(ESTRATTO DELLA PAGINA):
※ ※ ※

Massaggio del perineo: come prepararsi al parto

Diciamolo, chiaro e tondo: il parto è uno degli eventi più traumatici che possano verificarsi nella vita di una donna. No, non intendiamo nemmeno per un attimo mettere in discussione la magia da imprinting che si verifica non appena la neomamma incrocia gli occhietti del neonato; non vogliamo però nemmeno negare l’evidenza, ovvero che il parto implica una trasformazione temporanea della fisiologia femminile, che però spesso porta con sé strascichi tutt’altro che temporanei. Il canale vaginale, attraverso il quale passa il bambino, è molto elastico, e riprende la sua forma in tempi relativamente brevi, così come l’utero. A essere meno elastico e quindi, in questo caso, più vulnerabile, è il perineo femminile, o pavimento pelvico. Avere un pavimento pelvico tonico è importante per la salute femminile tout court, ma quando si tratta di espellere un bebé è importante che i muscoli che formano il perineo, soprattutto nella sua parte posteriore, verso l’ano, siano elastici.

A COSA SERVE IL MASSAGGIO DEL PERINEO

Il bambino deve pur uscire, e se il passaggio non si allarga, le possibilità sono due, ed entrambe poco piacevoli: o lacerazioni “spontanee” o episiotomia. Esiste, però, una terza strada, da percorrere prima del parto: il massaggio perineale. Il massaggio perineale si è rivelato statisticamente molto efficace per prevenire il rischio di lacerazioni e ridurre il ricorso all’episiotomia, riducendo così il dolore post partum e i tempi di ripresa, anche a livello sessuale. Il 60% delle donne manifesta dolore durante il sesso nei 3 mesi successivi al parto, ma il 15% prova dolore ancora a tre anni da un parto con trauma perineale: il massaggio del perineo è in grado di ridurre significativamente questi numeri. Non pensate che il vostro benessere intimo (e anche un po’ di divertimento tra le lenzuola!) valgano lo sforzo di dedicare cinque minuti al giorno al massaggio del perineo?

※ ※ ※

(DOMANDE SUL MATERIALE):
a. Secondo l'estratto sul massaggio del perineo, quale percentuale di donne prova dolore durante il sesso nei tre mesi successivi al parto?
b. Nell'estratto sul massaggio del perineo, riscrivi il tratto da "Il bambino deve" fino a "massaggio del perineo?", sostituendo "episiotomia" con "incisione chirurgica".
c. Riassumi in due frasi l'estratto sul massaggio del perineo.

※ ※ ※

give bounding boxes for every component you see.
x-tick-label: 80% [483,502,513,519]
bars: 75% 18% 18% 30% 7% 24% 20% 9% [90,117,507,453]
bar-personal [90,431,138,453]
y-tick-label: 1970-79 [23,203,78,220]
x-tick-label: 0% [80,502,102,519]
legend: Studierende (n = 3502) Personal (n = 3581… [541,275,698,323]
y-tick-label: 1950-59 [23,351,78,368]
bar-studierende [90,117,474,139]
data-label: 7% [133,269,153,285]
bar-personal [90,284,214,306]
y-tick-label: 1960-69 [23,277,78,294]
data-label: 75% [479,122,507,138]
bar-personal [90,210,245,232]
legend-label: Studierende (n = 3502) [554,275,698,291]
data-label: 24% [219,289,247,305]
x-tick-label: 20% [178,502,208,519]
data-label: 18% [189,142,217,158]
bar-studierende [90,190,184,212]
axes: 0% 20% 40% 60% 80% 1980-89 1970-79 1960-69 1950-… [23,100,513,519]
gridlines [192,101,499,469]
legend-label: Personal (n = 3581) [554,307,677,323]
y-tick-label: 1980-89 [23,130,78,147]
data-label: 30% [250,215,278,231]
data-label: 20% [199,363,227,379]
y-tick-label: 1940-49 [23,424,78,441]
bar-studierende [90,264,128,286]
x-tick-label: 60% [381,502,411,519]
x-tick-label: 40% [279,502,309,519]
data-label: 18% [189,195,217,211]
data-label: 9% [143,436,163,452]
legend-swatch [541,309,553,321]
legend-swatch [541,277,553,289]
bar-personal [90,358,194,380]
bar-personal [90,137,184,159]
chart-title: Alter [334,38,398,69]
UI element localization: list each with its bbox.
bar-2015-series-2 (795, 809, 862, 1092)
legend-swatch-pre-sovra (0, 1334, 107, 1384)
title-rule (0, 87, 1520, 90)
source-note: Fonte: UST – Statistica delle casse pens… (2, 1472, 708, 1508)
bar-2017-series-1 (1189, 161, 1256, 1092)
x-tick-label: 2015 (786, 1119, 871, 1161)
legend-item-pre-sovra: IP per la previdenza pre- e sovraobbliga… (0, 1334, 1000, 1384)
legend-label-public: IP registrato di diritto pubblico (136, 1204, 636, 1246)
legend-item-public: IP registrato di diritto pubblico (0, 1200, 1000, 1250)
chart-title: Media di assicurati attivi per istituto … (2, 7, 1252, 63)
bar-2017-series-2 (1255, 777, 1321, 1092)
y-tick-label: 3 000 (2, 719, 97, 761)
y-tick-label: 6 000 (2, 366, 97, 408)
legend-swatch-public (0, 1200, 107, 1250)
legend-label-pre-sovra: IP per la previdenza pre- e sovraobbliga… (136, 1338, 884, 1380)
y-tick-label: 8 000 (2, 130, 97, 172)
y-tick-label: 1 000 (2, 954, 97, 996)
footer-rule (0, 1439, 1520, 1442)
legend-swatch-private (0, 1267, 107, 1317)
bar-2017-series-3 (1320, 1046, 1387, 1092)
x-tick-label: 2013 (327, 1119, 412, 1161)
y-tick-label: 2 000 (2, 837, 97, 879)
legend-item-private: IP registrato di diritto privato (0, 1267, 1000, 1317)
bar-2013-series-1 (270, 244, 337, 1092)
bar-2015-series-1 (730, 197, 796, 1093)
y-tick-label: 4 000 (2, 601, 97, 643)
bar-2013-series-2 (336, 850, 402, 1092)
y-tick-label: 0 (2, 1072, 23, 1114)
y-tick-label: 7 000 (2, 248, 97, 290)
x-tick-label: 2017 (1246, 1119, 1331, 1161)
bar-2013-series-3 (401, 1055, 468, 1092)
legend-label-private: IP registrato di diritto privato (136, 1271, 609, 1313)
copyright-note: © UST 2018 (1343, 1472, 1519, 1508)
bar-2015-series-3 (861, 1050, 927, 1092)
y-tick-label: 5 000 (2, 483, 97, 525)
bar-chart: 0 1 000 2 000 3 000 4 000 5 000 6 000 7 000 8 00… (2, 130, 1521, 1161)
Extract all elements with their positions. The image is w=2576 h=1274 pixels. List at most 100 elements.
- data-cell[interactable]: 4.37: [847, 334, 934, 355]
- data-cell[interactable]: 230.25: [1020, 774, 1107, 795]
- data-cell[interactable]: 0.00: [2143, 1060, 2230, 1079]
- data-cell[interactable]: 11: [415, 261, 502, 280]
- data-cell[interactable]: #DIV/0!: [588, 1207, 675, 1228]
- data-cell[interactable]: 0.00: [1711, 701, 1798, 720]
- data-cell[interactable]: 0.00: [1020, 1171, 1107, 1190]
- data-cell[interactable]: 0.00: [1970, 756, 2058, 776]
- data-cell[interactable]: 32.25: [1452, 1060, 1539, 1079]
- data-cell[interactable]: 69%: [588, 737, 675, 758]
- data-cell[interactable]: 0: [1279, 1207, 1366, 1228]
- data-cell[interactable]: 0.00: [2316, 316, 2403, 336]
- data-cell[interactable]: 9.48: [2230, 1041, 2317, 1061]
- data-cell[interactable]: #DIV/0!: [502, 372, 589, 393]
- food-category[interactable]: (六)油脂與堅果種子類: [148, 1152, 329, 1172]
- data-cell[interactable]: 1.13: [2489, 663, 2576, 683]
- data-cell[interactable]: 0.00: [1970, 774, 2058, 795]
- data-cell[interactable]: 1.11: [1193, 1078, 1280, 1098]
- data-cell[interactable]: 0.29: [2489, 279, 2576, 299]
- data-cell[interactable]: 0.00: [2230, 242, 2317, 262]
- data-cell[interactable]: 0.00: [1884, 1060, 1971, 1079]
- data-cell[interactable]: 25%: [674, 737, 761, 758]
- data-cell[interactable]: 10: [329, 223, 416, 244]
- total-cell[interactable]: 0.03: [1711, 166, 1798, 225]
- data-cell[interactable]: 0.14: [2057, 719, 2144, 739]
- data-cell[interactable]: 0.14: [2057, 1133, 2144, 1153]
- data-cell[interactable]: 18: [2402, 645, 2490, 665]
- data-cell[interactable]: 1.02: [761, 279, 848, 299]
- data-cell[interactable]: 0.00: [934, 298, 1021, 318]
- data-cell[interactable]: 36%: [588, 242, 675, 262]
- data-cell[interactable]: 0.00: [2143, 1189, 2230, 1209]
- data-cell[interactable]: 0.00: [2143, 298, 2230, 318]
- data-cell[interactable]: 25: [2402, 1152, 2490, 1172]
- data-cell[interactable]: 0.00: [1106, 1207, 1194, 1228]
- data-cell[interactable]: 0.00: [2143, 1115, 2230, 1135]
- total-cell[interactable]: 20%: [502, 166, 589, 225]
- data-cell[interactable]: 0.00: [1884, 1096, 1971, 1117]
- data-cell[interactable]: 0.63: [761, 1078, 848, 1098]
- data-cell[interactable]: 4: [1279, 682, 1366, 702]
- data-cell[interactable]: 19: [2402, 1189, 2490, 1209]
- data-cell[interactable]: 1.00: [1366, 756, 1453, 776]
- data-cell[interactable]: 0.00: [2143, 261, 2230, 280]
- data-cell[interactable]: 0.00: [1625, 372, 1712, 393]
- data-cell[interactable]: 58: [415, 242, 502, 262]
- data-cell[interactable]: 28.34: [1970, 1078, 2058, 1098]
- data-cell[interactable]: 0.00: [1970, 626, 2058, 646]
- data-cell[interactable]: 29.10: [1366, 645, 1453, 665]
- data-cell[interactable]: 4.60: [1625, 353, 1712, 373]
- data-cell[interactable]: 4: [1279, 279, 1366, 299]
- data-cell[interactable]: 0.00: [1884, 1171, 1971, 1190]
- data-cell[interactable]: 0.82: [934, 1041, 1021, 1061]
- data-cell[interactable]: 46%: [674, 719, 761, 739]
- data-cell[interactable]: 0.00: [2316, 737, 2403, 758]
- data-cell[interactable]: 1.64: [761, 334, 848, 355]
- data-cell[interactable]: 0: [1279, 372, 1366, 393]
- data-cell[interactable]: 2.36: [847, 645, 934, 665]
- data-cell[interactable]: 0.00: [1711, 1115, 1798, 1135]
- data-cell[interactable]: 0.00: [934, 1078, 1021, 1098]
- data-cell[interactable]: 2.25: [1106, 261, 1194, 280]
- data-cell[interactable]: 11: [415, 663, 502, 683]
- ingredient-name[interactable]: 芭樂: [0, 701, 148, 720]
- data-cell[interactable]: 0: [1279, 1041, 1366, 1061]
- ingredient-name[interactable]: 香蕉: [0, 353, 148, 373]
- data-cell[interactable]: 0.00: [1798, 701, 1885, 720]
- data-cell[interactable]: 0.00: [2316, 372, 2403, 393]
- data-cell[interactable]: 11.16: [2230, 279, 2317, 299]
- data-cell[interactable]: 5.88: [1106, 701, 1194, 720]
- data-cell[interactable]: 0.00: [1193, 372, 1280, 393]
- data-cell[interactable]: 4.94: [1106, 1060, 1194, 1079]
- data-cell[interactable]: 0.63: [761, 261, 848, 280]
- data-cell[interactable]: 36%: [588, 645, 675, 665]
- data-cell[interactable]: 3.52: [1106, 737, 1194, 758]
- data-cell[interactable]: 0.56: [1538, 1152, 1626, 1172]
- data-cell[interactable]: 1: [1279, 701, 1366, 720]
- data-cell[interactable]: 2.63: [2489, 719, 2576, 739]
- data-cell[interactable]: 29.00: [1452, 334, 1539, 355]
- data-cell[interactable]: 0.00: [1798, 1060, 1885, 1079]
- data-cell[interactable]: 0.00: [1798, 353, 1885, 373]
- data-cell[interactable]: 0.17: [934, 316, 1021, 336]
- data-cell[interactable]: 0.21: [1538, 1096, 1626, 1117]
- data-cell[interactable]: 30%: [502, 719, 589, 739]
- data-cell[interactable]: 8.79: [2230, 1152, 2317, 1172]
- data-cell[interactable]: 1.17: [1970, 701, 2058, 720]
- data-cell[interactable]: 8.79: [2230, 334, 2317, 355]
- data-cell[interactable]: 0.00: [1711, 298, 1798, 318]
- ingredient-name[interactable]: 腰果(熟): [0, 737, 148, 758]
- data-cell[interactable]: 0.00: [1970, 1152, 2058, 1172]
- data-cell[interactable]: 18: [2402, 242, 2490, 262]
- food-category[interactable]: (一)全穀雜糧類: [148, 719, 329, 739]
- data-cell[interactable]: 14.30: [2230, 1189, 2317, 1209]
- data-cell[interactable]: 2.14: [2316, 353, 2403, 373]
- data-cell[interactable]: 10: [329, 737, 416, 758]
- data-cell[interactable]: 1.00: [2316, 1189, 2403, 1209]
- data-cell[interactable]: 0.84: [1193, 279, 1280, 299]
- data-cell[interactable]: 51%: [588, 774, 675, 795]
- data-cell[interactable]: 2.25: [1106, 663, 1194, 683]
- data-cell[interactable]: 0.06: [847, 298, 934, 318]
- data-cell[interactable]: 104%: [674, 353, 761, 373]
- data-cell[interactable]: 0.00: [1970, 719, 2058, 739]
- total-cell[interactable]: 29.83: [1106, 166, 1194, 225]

※ ※ ※

(RISPOSTE PER NUMERO):
a. Il 60%.

b.
Il bambino deve pur uscire, e se il passaggio non si allarga, le possibilità sono due, ed entrambe poco piacevoli: o lacerazioni “spontanee” o incisione chirurgica. Esiste, però, una terza strada, da percorrere prima del parto: il massaggio perineale. Il massaggio perineale si è rivelato statisticamente molto efficace per prevenire il rischio di lacerazioni e ridurre il ricorso all’incisione chirurgica, riducendo così il dolore post partum e i tempi di ripresa, anche a livello sessuale. Il 60% delle donne manifesta dolore durante il sesso nei 3 mesi successivi al parto, ma il 15% prova dolore ancora a tre anni da un parto con trauma perineale: il massaggio del perineo è in grado di ridurre significativamente questi numeri. Non pensate che il vostro benessere intimo (e anche un po’ di divertimento tra le lenzuola!) valgano lo sforzo di dedicare cinque minuti al giorno al massaggio del perineo?

c. Il parto trasforma temporaneamente la fisiologia femminile, e il perineo, meno elastico del canale vaginale e dell'utero, è la parte più vulnerabile, per cui è importante che i suoi muscoli siano elastici. Il massaggio perineale prima del parto si è rivelato statisticamente molto efficace per prevenire le lacerazioni e ridurre il ricorso all'episiotomia, riducendo così il dolore post partum e i tempi di ripresa.